Stored data:
________________________________________

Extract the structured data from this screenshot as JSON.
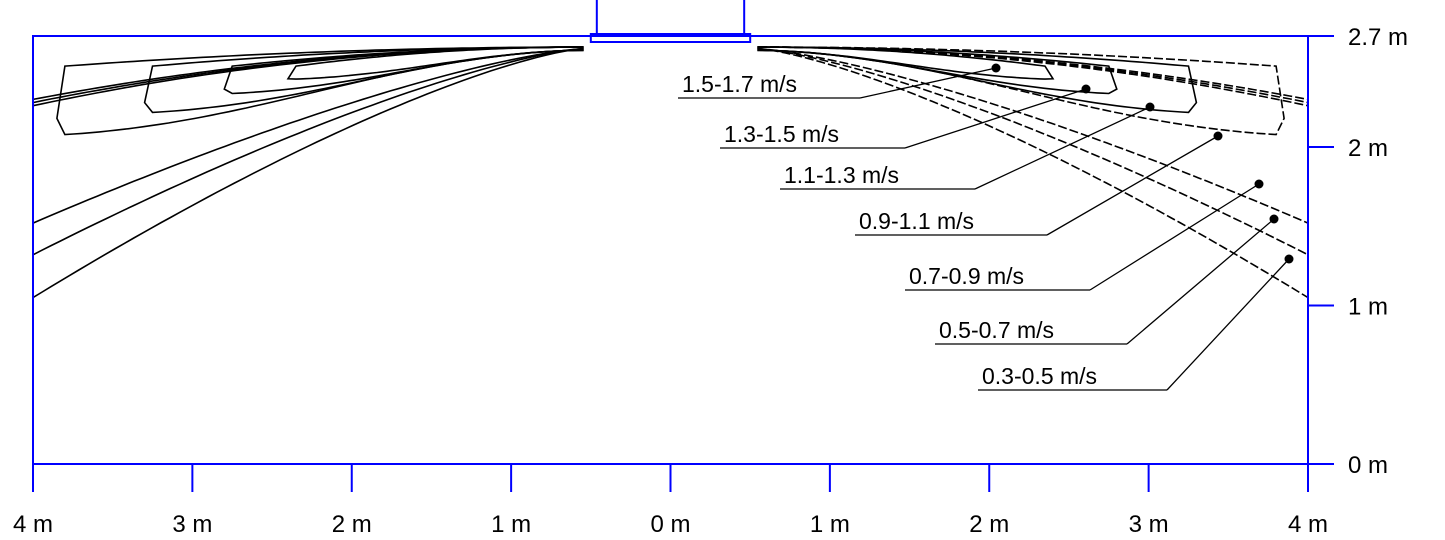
{
  "chart_data": {
    "type": "contour",
    "title": "",
    "x_ticks": [
      "4 m",
      "3 m",
      "2 m",
      "1 m",
      "0 m",
      "1 m",
      "2 m",
      "3 m",
      "4 m"
    ],
    "x_tick_values": [
      -4,
      -3,
      -2,
      -1,
      0,
      1,
      2,
      3,
      4
    ],
    "y_ticks": [
      "0 m",
      "1 m",
      "2 m",
      "2.7 m"
    ],
    "y_tick_values": [
      0,
      1,
      2,
      2.7
    ],
    "xlim": [
      -4,
      4
    ],
    "ylim": [
      0,
      2.7
    ],
    "outlet_width_m": 1.0,
    "contours": [
      {
        "label": "1.5-1.7 m/s",
        "lo": 1.5,
        "hi": 1.7,
        "reach_x_m": 2.35,
        "lowest_y_m": 2.35
      },
      {
        "label": "1.3-1.5 m/s",
        "lo": 1.3,
        "hi": 1.5,
        "reach_x_m": 2.75,
        "lowest_y_m": 2.22
      },
      {
        "label": "1.1-1.3 m/s",
        "lo": 1.1,
        "hi": 1.3,
        "reach_x_m": 3.25,
        "lowest_y_m": 2.05
      },
      {
        "label": "0.9-1.1 m/s",
        "lo": 0.9,
        "hi": 1.1,
        "reach_x_m": 3.8,
        "lowest_y_m": 1.85
      },
      {
        "label": "0.7-0.9 m/s",
        "lo": 0.7,
        "hi": 0.9,
        "reach_x_m": 4.0,
        "lowest_y_m": 1.52
      },
      {
        "label": "0.5-0.7 m/s",
        "lo": 0.5,
        "hi": 0.7,
        "reach_x_m": 4.0,
        "lowest_y_m": 1.32
      },
      {
        "label": "0.3-0.5 m/s",
        "lo": 0.3,
        "hi": 0.5,
        "reach_x_m": 4.0,
        "lowest_y_m": 1.05
      }
    ],
    "grid": false,
    "legend": "callout labels, right side"
  },
  "colors": {
    "axis": "#0000ff",
    "contour": "#000000",
    "background": "#ffffff"
  }
}
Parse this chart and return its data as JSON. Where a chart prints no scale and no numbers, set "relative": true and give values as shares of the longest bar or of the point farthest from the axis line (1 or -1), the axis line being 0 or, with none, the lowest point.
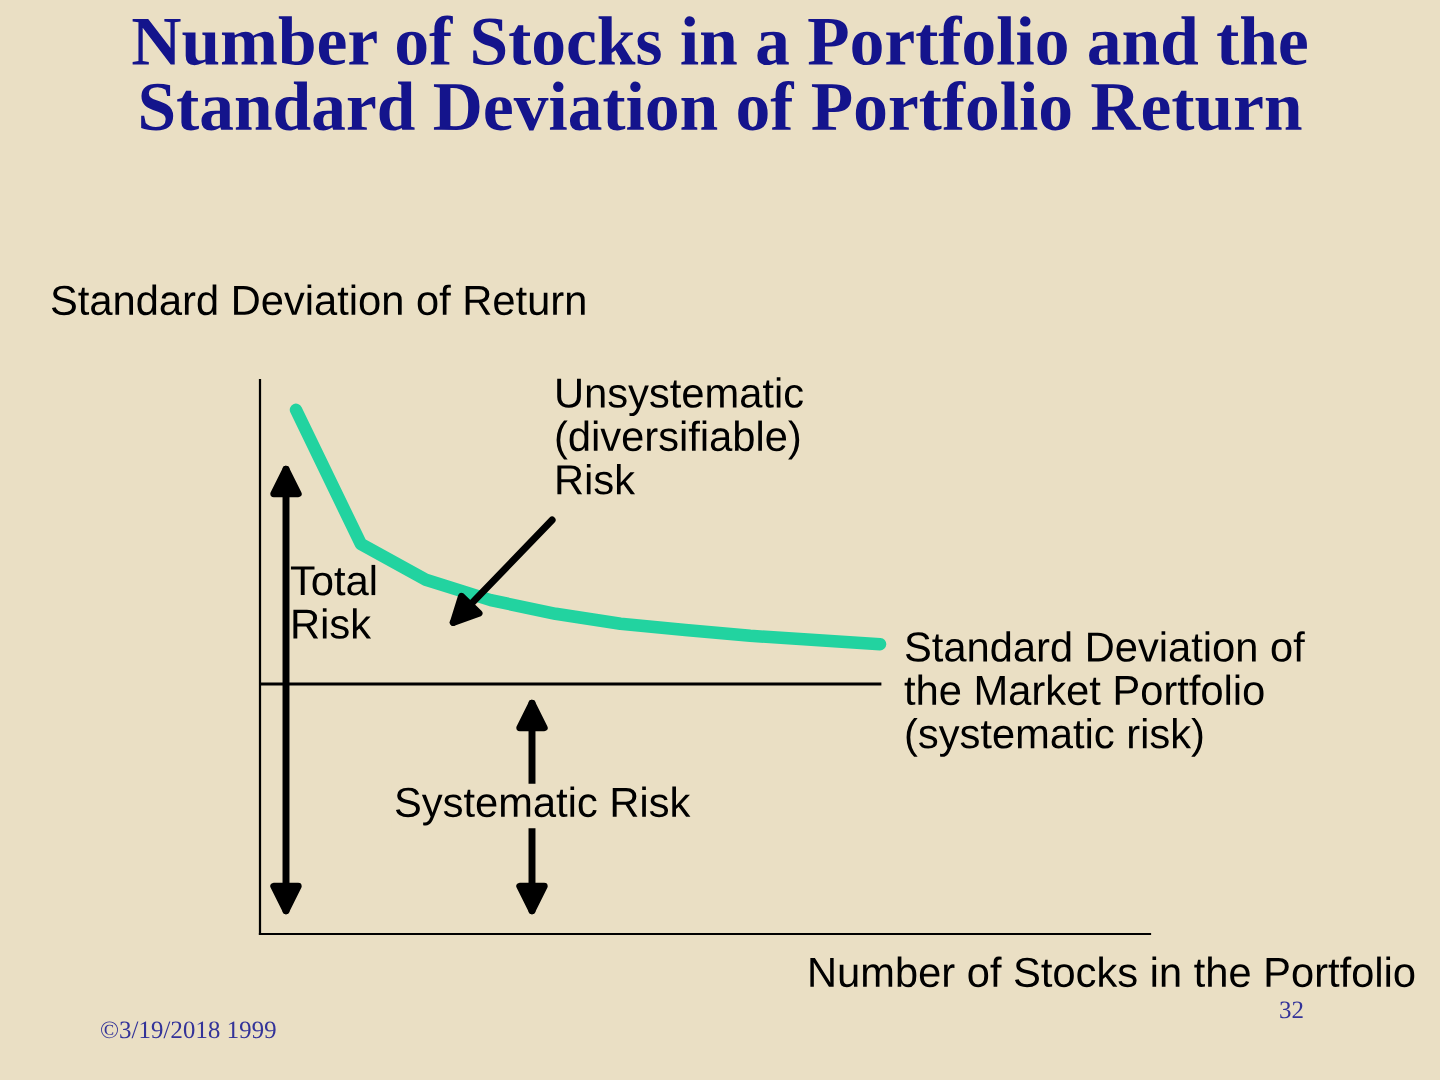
{
  "chart_data": {
    "type": "line",
    "title": "Number of Stocks in a Portfolio and the\nStandard Deviation of Portfolio Return",
    "ylabel": "Standard Deviation of Return",
    "xlabel": "Number of Stocks in the Portfolio",
    "relative": true,
    "categories": [
      null,
      null,
      null,
      null,
      null,
      null,
      null,
      null,
      null,
      null
    ],
    "series": [
      {
        "color": "#22d3a0",
        "values": [
          1.0,
          0.744,
          0.676,
          0.637,
          0.611,
          0.592,
          0.58,
          0.569,
          0.561,
          0.553
        ]
      }
    ],
    "marker": "none",
    "line_style": "solid",
    "ref_lines": [
      {
        "axis": "y",
        "value": 0.477,
        "color": "#000000"
      }
    ],
    "annotations": [
      "Unsystematic\n(diversifiable)\nRisk",
      "Total\nRisk",
      "Standard Deviation of\nthe Market Portfolio\n(systematic risk)",
      "Systematic Risk",
      "©3/19/2018 1999",
      "32"
    ]
  }
}
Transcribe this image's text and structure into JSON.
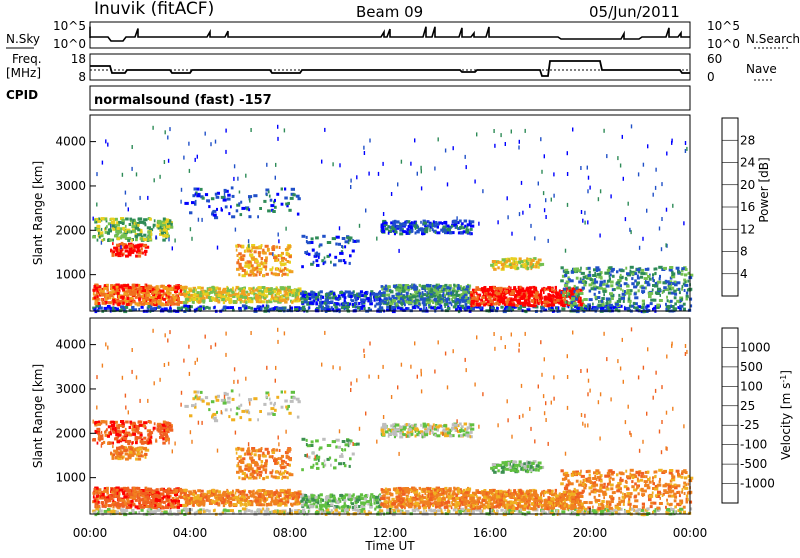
{
  "header": {
    "station": "Inuvik (fitACF)",
    "beam": "Beam 09",
    "date": "05/Jun/2011"
  },
  "sky_panel": {
    "left_label": "N.Sky",
    "right_label": "N.Search",
    "left_ticks": [
      "10^5",
      "10^0"
    ],
    "right_ticks": [
      "10^5",
      "10^0"
    ]
  },
  "freq_panel": {
    "left_label_1": "Freq.",
    "left_label_2": "[MHz]",
    "right_label": "Nave",
    "left_ticks": [
      "18",
      "8"
    ],
    "right_ticks": [
      "60",
      "0"
    ]
  },
  "cpid": {
    "label": "CPID",
    "text": "normalsound (fast) -157"
  },
  "chart_data": [
    {
      "type": "heatmap",
      "name": "power",
      "ylabel": "Slant Range [km]",
      "xlabel": "",
      "yticks": [
        "1000",
        "2000",
        "3000",
        "4000"
      ],
      "ylim": [
        180,
        4600
      ],
      "colorbar": {
        "label": "Power [dB]",
        "ticks": [
          "4",
          "8",
          "12",
          "16",
          "20",
          "24",
          "28"
        ],
        "colors": [
          "#0000ff",
          "#2050c8",
          "#2e8b57",
          "#74c050",
          "#e8d020",
          "#f0a020",
          "#f07020",
          "#ff0000"
        ]
      }
    },
    {
      "type": "heatmap",
      "name": "velocity",
      "ylabel": "Slant Range [km]",
      "xlabel": "Time UT",
      "yticks": [
        "1000",
        "2000",
        "3000",
        "4000"
      ],
      "ylim": [
        180,
        4600
      ],
      "xticks": [
        "00:00",
        "04:00",
        "08:00",
        "12:00",
        "16:00",
        "20:00",
        "00:00"
      ],
      "colorbar": {
        "label": "Velocity [m s",
        "label_sup": "-1",
        "label_end": "]",
        "ticks": [
          "1000",
          "500",
          "100",
          "25",
          "-25",
          "-100",
          "-500",
          "-1000"
        ],
        "colors": [
          "#1e3cc8",
          "#2e70c0",
          "#3c9050",
          "#60c040",
          "#bebebe",
          "#f0b020",
          "#f08020",
          "#f06020",
          "#ff0000"
        ]
      }
    }
  ]
}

________________________________________

### STATED TASK
Every line of the material is to be quoted exactly, with no pictures carried over.

### FINAL RESULT
Extract the structured data from this screenshot as JSON.
{
  "chart_data": {
    "type": "contour",
    "title": "",
    "x_ticks": [
      "4 m",
      "3 m",
      "2 m",
      "1 m",
      "0 m",
      "1 m",
      "2 m",
      "3 m",
      "4 m"
    ],
    "x_tick_values": [
      -4,
      -3,
      -2,
      -1,
      0,
      1,
      2,
      3,
      4
    ],
    "y_ticks": [
      "0 m",
      "1 m",
      "2 m",
      "2.7 m"
    ],
    "y_tick_values": [
      0,
      1,
      2,
      2.7
    ],
    "xlim": [
      -4,
      4
    ],
    "ylim": [
      0,
      2.7
    ],
    "outlet_width_m": 1.0,
    "contours": [
      {
        "label": "1.5-1.7 m/s",
        "lo": 1.5,
        "hi": 1.7,
        "reach_x_m": 2.35,
        "lowest_y_m": 2.35
      },
      {
        "label": "1.3-1.5 m/s",
        "lo": 1.3,
        "hi": 1.5,
        "reach_x_m": 2.75,
        "lowest_y_m": 2.22
      },
      {
        "label": "1.1-1.3 m/s",
        "lo": 1.1,
        "hi": 1.3,
        "reach_x_m": 3.25,
        "lowest_y_m": 2.05
      },
      {
        "label": "0.9-1.1 m/s",
        "lo": 0.9,
        "hi": 1.1,
        "reach_x_m": 3.8,
        "lowest_y_m": 1.85
      },
      {
        "label": "0.7-0.9 m/s",
        "lo": 0.7,
        "hi": 0.9,
        "reach_x_m": 4.0,
        "lowest_y_m": 1.52
      },
      {
        "label": "0.5-0.7 m/s",
        "lo": 0.5,
        "hi": 0.7,
        "reach_x_m": 4.0,
        "lowest_y_m": 1.32
      },
      {
        "label": "0.3-0.5 m/s",
        "lo": 0.3,
        "hi": 0.5,
        "reach_x_m": 4.0,
        "lowest_y_m": 1.05
      }
    ],
    "grid": false,
    "legend": "callout labels, right side"
  },
  "colors": {
    "axis": "#0000ff",
    "contour": "#000000",
    "background": "#ffffff"
  }
}
Parse this chart and return its data as JSON. Where a chart prints no scale and no numbers, set "relative": true and give values as shares of the longest bar or of the point farthest from the axis line (1 or -1), the axis line being 0 or, with none, the lowest point.
{
  "chart_data": {
    "type": "line",
    "title": "Number of Stocks in a Portfolio and the\nStandard Deviation of Portfolio Return",
    "ylabel": "Standard Deviation of Return",
    "xlabel": "Number of Stocks in the Portfolio",
    "relative": true,
    "categories": [
      null,
      null,
      null,
      null,
      null,
      null,
      null,
      null,
      null,
      null
    ],
    "series": [
      {
        "color": "#22d3a0",
        "values": [
          1.0,
          0.744,
          0.676,
          0.637,
          0.611,
          0.592,
          0.58,
          0.569,
          0.561,
          0.553
        ]
      }
    ],
    "marker": "none",
    "line_style": "solid",
    "ref_lines": [
      {
        "axis": "y",
        "value": 0.477,
        "color": "#000000"
      }
    ],
    "annotations": [
      "Unsystematic\n(diversifiable)\nRisk",
      "Total\nRisk",
      "Standard Deviation of\nthe Market Portfolio\n(systematic risk)",
      "Systematic Risk",
      "©3/19/2018 1999",
      "32"
    ]
  }
}
Transcribe this image's text and structure into JSON.
{
  "header": {
    "station": "Inuvik (fitACF)",
    "beam": "Beam 09",
    "date": "05/Jun/2011"
  },
  "sky_panel": {
    "left_label": "N.Sky",
    "right_label": "N.Search",
    "left_ticks": [
      "10^5",
      "10^0"
    ],
    "right_ticks": [
      "10^5",
      "10^0"
    ]
  },
  "freq_panel": {
    "left_label_1": "Freq.",
    "left_label_2": "[MHz]",
    "right_label": "Nave",
    "left_ticks": [
      "18",
      "8"
    ],
    "right_ticks": [
      "60",
      "0"
    ]
  },
  "cpid": {
    "label": "CPID",
    "text": "normalsound (fast) -157"
  },
  "chart_data": [
    {
      "type": "heatmap",
      "name": "power",
      "ylabel": "Slant Range [km]",
      "xlabel": "",
      "yticks": [
        "1000",
        "2000",
        "3000",
        "4000"
      ],
      "ylim": [
        180,
        4600
      ],
      "colorbar": {
        "label": "Power [dB]",
        "ticks": [
          "4",
          "8",
          "12",
          "16",
          "20",
          "24",
          "28"
        ],
        "colors": [
          "#0000ff",
          "#2050c8",
          "#2e8b57",
          "#74c050",
          "#e8d020",
          "#f0a020",
          "#f07020",
          "#ff0000"
        ]
      }
    },
    {
      "type": "heatmap",
      "name": "velocity",
      "ylabel": "Slant Range [km]",
      "xlabel": "Time UT",
      "yticks": [
        "1000",
        "2000",
        "3000",
        "4000"
      ],
      "ylim": [
        180,
        4600
      ],
      "xticks": [
        "00:00",
        "04:00",
        "08:00",
        "12:00",
        "16:00",
        "20:00",
        "00:00"
      ],
      "colorbar": {
        "label": "Velocity [m s",
        "label_sup": "-1",
        "label_end": "]",
        "ticks": [
          "1000",
          "500",
          "100",
          "25",
          "-25",
          "-100",
          "-500",
          "-1000"
        ],
        "colors": [
          "#1e3cc8",
          "#2e70c0",
          "#3c9050",
          "#60c040",
          "#bebebe",
          "#f0b020",
          "#f08020",
          "#f06020",
          "#ff0000"
        ]
      }
    }
  ]
}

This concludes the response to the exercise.